> [STATED TASK]: Write out again exactly the lines from the one containing "Convert this screenshot" through the one containing "Give me the", both included, and omit the pictures.

> [GIVEN RECORDS]:
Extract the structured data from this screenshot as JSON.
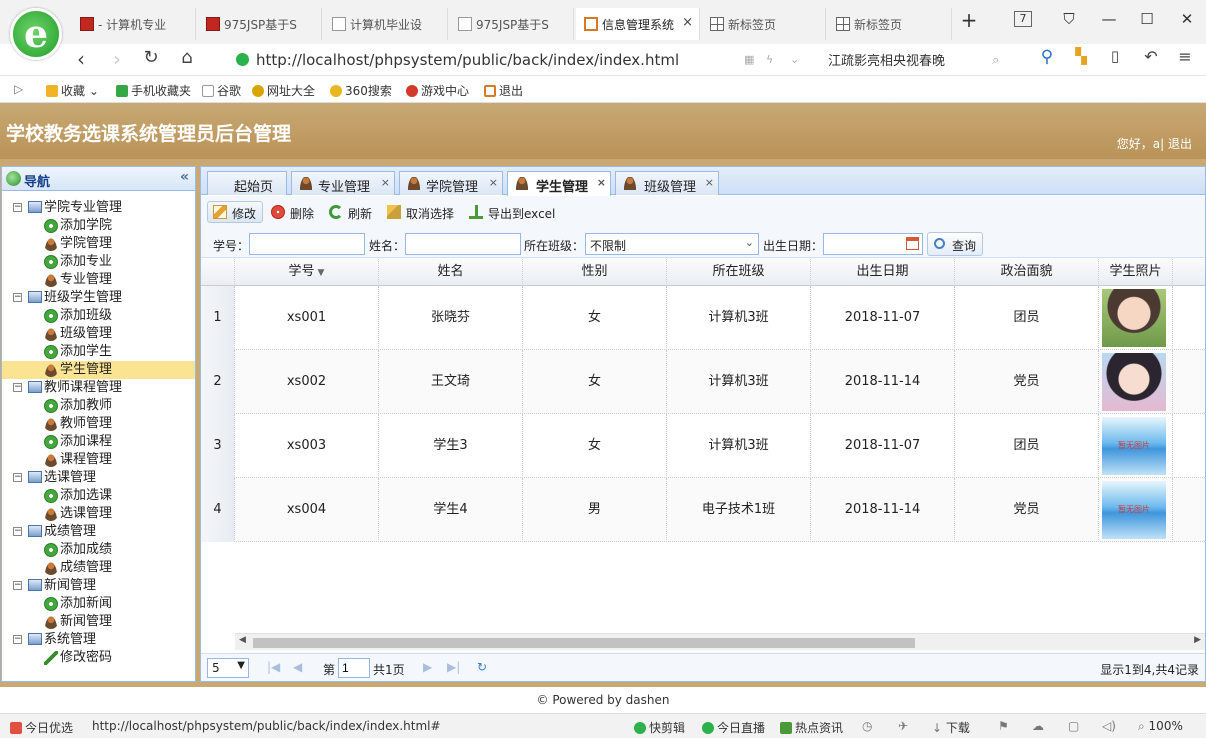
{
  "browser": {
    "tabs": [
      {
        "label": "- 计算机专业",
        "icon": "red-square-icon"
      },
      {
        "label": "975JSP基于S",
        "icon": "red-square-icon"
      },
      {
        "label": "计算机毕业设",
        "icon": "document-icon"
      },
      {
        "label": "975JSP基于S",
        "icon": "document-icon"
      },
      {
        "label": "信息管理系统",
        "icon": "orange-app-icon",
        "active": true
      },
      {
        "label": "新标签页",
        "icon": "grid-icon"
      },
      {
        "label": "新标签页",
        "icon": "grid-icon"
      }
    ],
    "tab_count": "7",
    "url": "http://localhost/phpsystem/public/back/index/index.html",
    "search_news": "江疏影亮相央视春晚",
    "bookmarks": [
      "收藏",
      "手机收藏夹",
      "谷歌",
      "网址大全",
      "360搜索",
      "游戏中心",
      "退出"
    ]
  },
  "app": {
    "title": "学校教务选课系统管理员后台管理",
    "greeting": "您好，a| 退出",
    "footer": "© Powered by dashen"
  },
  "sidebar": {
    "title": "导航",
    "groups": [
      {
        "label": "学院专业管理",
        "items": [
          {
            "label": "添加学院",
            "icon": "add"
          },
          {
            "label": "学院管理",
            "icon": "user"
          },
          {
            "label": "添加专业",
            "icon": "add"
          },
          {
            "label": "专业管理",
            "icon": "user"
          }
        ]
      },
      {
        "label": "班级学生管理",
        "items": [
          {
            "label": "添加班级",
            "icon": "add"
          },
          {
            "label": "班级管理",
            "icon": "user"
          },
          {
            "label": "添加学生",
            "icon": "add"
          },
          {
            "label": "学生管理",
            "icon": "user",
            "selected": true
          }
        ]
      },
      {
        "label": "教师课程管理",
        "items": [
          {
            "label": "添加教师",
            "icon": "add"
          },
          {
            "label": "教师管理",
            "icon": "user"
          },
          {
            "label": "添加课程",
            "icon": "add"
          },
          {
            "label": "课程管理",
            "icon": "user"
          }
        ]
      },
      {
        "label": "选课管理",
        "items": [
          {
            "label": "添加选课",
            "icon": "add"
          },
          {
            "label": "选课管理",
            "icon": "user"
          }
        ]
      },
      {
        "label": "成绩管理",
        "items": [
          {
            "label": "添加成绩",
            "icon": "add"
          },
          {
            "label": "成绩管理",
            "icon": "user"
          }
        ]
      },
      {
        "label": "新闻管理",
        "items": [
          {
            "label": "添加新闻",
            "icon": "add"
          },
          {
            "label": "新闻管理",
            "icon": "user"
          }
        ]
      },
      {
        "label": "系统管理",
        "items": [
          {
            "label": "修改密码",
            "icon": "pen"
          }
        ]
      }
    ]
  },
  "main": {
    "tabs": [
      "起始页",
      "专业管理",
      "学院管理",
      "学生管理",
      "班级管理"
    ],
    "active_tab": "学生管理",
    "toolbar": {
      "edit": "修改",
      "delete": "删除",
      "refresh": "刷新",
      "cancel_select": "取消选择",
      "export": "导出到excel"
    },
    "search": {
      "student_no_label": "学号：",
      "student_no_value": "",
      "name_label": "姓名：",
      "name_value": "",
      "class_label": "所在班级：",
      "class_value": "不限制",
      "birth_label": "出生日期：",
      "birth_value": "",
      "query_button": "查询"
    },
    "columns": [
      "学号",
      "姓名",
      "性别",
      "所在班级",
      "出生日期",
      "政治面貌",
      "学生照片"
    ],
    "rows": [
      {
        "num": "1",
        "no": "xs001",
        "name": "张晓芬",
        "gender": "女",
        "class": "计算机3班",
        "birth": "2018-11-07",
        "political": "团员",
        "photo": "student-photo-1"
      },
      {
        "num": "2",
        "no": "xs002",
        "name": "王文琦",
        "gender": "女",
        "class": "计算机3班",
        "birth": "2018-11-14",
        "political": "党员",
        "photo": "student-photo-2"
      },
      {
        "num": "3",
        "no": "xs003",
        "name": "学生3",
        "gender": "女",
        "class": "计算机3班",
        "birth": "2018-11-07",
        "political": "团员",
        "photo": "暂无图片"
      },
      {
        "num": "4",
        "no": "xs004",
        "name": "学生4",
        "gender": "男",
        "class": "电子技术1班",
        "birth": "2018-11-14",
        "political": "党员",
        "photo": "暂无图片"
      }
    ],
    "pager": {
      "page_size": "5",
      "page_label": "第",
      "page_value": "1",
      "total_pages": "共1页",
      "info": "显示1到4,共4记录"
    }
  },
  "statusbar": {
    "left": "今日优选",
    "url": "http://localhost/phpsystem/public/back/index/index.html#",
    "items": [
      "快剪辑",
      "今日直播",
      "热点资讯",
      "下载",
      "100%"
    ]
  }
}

...

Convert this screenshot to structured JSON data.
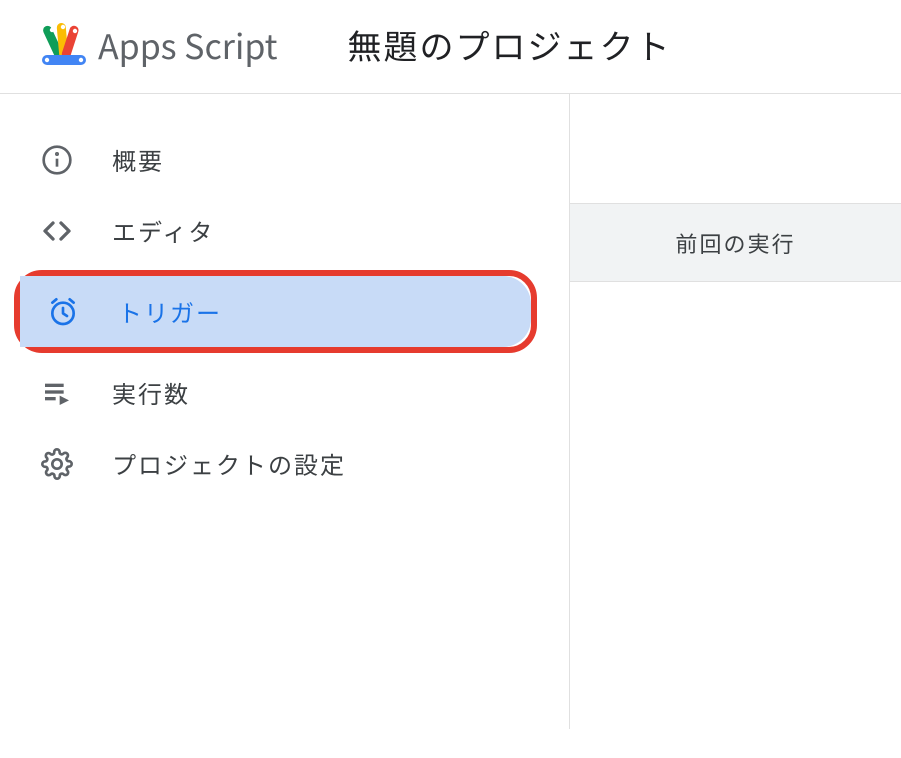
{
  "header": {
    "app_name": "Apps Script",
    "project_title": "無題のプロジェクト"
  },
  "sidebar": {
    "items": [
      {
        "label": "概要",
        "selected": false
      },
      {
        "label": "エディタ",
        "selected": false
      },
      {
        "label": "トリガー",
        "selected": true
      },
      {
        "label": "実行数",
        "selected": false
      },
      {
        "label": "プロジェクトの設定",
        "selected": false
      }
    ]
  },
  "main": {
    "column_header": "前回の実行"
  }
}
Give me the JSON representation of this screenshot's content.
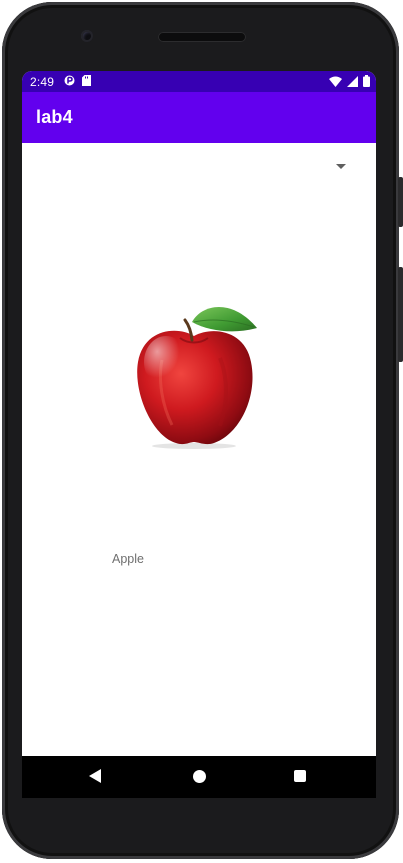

> [RESPONSE]:
Convert this screenshot to structured JSON data.
{
  "header": {
    "app_name": "Apps Script",
    "project_title": "無題のプロジェクト"
  },
  "sidebar": {
    "items": [
      {
        "label": "概要",
        "selected": false
      },
      {
        "label": "エディタ",
        "selected": false
      },
      {
        "label": "トリガー",
        "selected": true
      },
      {
        "label": "実行数",
        "selected": false
      },
      {
        "label": "プロジェクトの設定",
        "selected": false
      }
    ]
  },
  "main": {
    "column_header": "前回の実行"
  }
}
Give me the JSON representation of this screenshot's content.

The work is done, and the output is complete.